━━ Exercise inputs

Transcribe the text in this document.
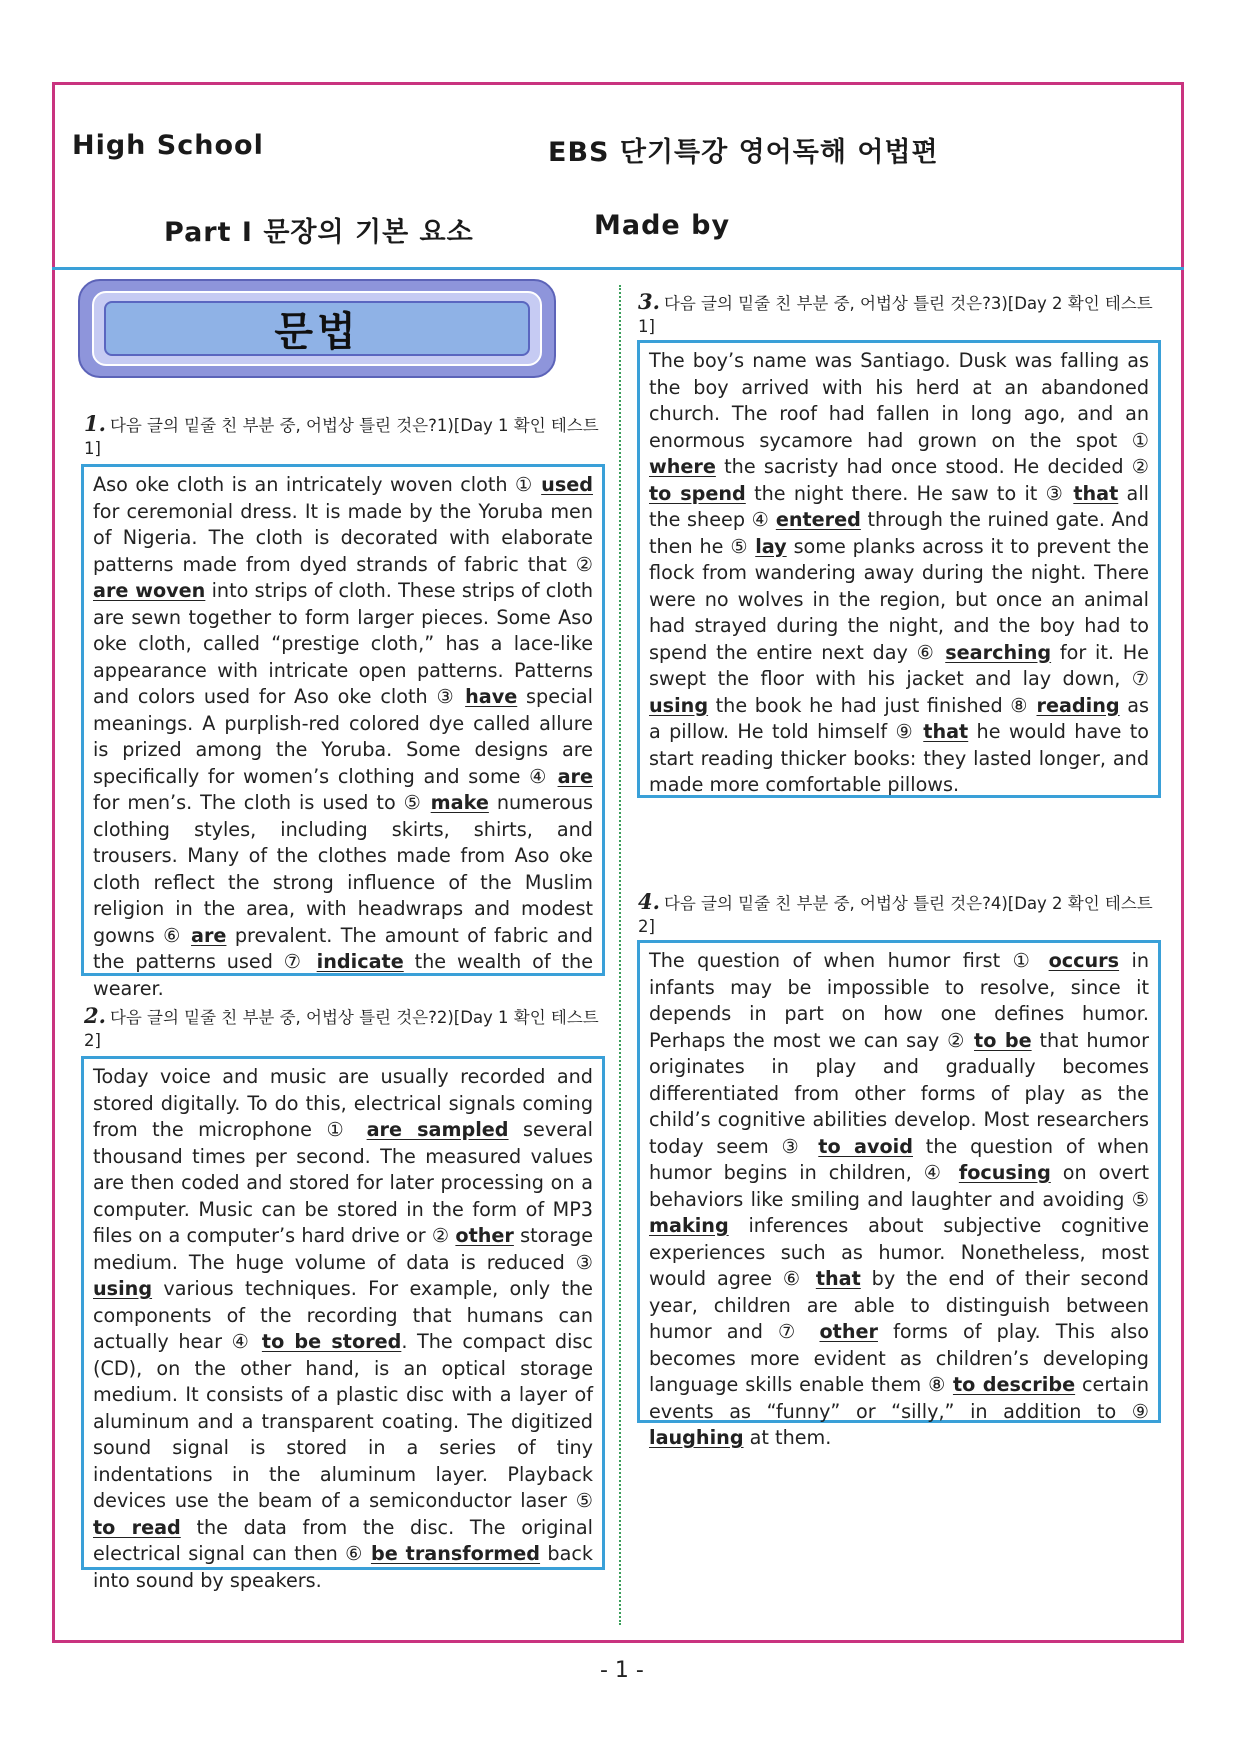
High School	EBS 단기특강 영어독해 어법편
Part Ⅰ 문장의 기본 요소	Made by
문법
1. 다음 글의 밑줄 친 부분 중, 어법상 틀린 것은?1)[Day 1 확인 테스트 1]
Aso oke cloth is an intricately woven cloth ① used for ceremonial dress. It is made by the Yoruba men of Nigeria. The cloth is decorated with elaborate patterns made from dyed strands of fabric that ② are woven into strips of cloth. These strips of cloth are sewn together to form larger pieces. Some Aso oke cloth, called “prestige cloth,” has a lace-like appearance with intricate open patterns. Patterns and colors used for Aso oke cloth ③ have special meanings. A purplish-red colored dye called allure is prized among the Yoruba. Some designs are specifically for women’s clothing and some ④ are for men’s. The cloth is used to ⑤ make numerous clothing styles, including skirts, shirts, and trousers. Many of the clothes made from Aso oke cloth reflect the strong influence of the Muslim religion in the area, with headwraps and modest gowns ⑥ are prevalent. The amount of fabric and the patterns used ⑦ indicate the wealth of the wearer.
2. 다음 글의 밑줄 친 부분 중, 어법상 틀린 것은?2)[Day 1 확인 테스트 2]
Today voice and music are usually recorded and stored digitally. To do this, electrical signals coming from the microphone ① are sampled several thousand times per second. The measured values are then coded and stored for later processing on a computer. Music can be stored in the form of MP3 files on a computer’s hard drive or ② other storage medium. The huge volume of data is reduced ③ using various techniques. For example, only the components of the recording that humans can actually hear ④ to be stored. The compact disc (CD), on the other hand, is an optical storage medium. It consists of a plastic disc with a layer of aluminum and a transparent coating. The digitized sound signal is stored in a series of tiny indentations in the aluminum layer. Playback devices use the beam of a semiconductor laser ⑤ to read the data from the disc. The original electrical signal can then ⑥ be transformed back into sound by speakers.
3. 다음 글의 밑줄 친 부분 중, 어법상 틀린 것은?3)[Day 2 확인 테스트 1]
The boy’s name was Santiago. Dusk was falling as the boy arrived with his herd at an abandoned church. The roof had fallen in long ago, and an enormous sycamore had grown on the spot ① where the sacristy had once stood. He decided ② to spend the night there. He saw to it ③ that all the sheep ④ entered through the ruined gate. And then he ⑤ lay some planks across it to prevent the flock from wandering away during the night. There were no wolves in the region, but once an animal had strayed during the night, and the boy had to spend the entire next day ⑥ searching for it. He swept the floor with his jacket and lay down, ⑦ using the book he had just finished ⑧ reading as a pillow. He told himself ⑨ that he would have to start reading thicker books: they lasted longer, and made more comfortable pillows.
4. 다음 글의 밑줄 친 부분 중, 어법상 틀린 것은?4)[Day 2 확인 테스트 2]
The question of when humor first ① occurs in infants may be impossible to resolve, since it depends in part on how one defines humor. Perhaps the most we can say ② to be that humor originates in play and gradually becomes differentiated from other forms of play as the child’s cognitive abilities develop. Most researchers today seem ③ to avoid the question of when humor begins in children, ④ focusing on overt behaviors like smiling and laughter and avoiding ⑤ making inferences about subjective cognitive experiences such as humor. Nonetheless, most would agree ⑥ that by the end of their second year, children are able to distinguish between humor and ⑦ other forms of play. This also becomes more evident as children’s developing language skills enable them ⑧ to describe certain events as “funny” or “silly,” in addition to ⑨ laughing at them.
- 1 -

━━━━

▸ What the task asks:
Restate the data above word for word. Skip every picture.

▸ Full solution:
Transcribe the text in this document.
High School	EBS 단기특강 영어독해 어법편
Part Ⅰ 문장의 기본 요소	Made by
문법
1. 다음 글의 밑줄 친 부분 중, 어법상 틀린 것은?1)[Day 1 확인 테스트 1]
Aso oke cloth is an intricately woven cloth ① used for ceremonial dress. It is made by the Yoruba men of Nigeria. The cloth is decorated with elaborate patterns made from dyed strands of fabric that ② are woven into strips of cloth. These strips of cloth are sewn together to form larger pieces. Some Aso oke cloth, called “prestige cloth,” has a lace-like appearance with intricate open patterns. Patterns and colors used for Aso oke cloth ③ have special meanings. A purplish-red colored dye called allure is prized among the Yoruba. Some designs are specifically for women’s clothing and some ④ are for men’s. The cloth is used to ⑤ make numerous clothing styles, including skirts, shirts, and trousers. Many of the clothes made from Aso oke cloth reflect the strong influence of the Muslim religion in the area, with headwraps and modest gowns ⑥ are prevalent. The amount of fabric and the patterns used ⑦ indicate the wealth of the wearer.
2. 다음 글의 밑줄 친 부분 중, 어법상 틀린 것은?2)[Day 1 확인 테스트 2]
Today voice and music are usually recorded and stored digitally. To do this, electrical signals coming from the microphone ① are sampled several thousand times per second. The measured values are then coded and stored for later processing on a computer. Music can be stored in the form of MP3 files on a computer’s hard drive or ② other storage medium. The huge volume of data is reduced ③ using various techniques. For example, only the components of the recording that humans can actually hear ④ to be stored. The compact disc (CD), on the other hand, is an optical storage medium. It consists of a plastic disc with a layer of aluminum and a transparent coating. The digitized sound signal is stored in a series of tiny indentations in the aluminum layer. Playback devices use the beam of a semiconductor laser ⑤ to read the data from the disc. The original electrical signal can then ⑥ be transformed back into sound by speakers.
3. 다음 글의 밑줄 친 부분 중, 어법상 틀린 것은?3)[Day 2 확인 테스트 1]
The boy’s name was Santiago. Dusk was falling as the boy arrived with his herd at an abandoned church. The roof had fallen in long ago, and an enormous sycamore had grown on the spot ① where the sacristy had once stood. He decided ② to spend the night there. He saw to it ③ that all the sheep ④ entered through the ruined gate. And then he ⑤ lay some planks across it to prevent the flock from wandering away during the night. There were no wolves in the region, but once an animal had strayed during the night, and the boy had to spend the entire next day ⑥ searching for it. He swept the floor with his jacket and lay down, ⑦ using the book he had just finished ⑧ reading as a pillow. He told himself ⑨ that he would have to start reading thicker books: they lasted longer, and made more comfortable pillows.
4. 다음 글의 밑줄 친 부분 중, 어법상 틀린 것은?4)[Day 2 확인 테스트 2]
The question of when humor first ① occurs in infants may be impossible to resolve, since it depends in part on how one defines humor. Perhaps the most we can say ② to be that humor originates in play and gradually becomes differentiated from other forms of play as the child’s cognitive abilities develop. Most researchers today seem ③ to avoid the question of when humor begins in children, ④ focusing on overt behaviors like smiling and laughter and avoiding ⑤ making inferences about subjective cognitive experiences such as humor. Nonetheless, most would agree ⑥ that by the end of their second year, children are able to distinguish between humor and ⑦ other forms of play. This also becomes more evident as children’s developing language skills enable them ⑧ to describe certain events as “funny” or “silly,” in addition to ⑨ laughing at them.
- 1 -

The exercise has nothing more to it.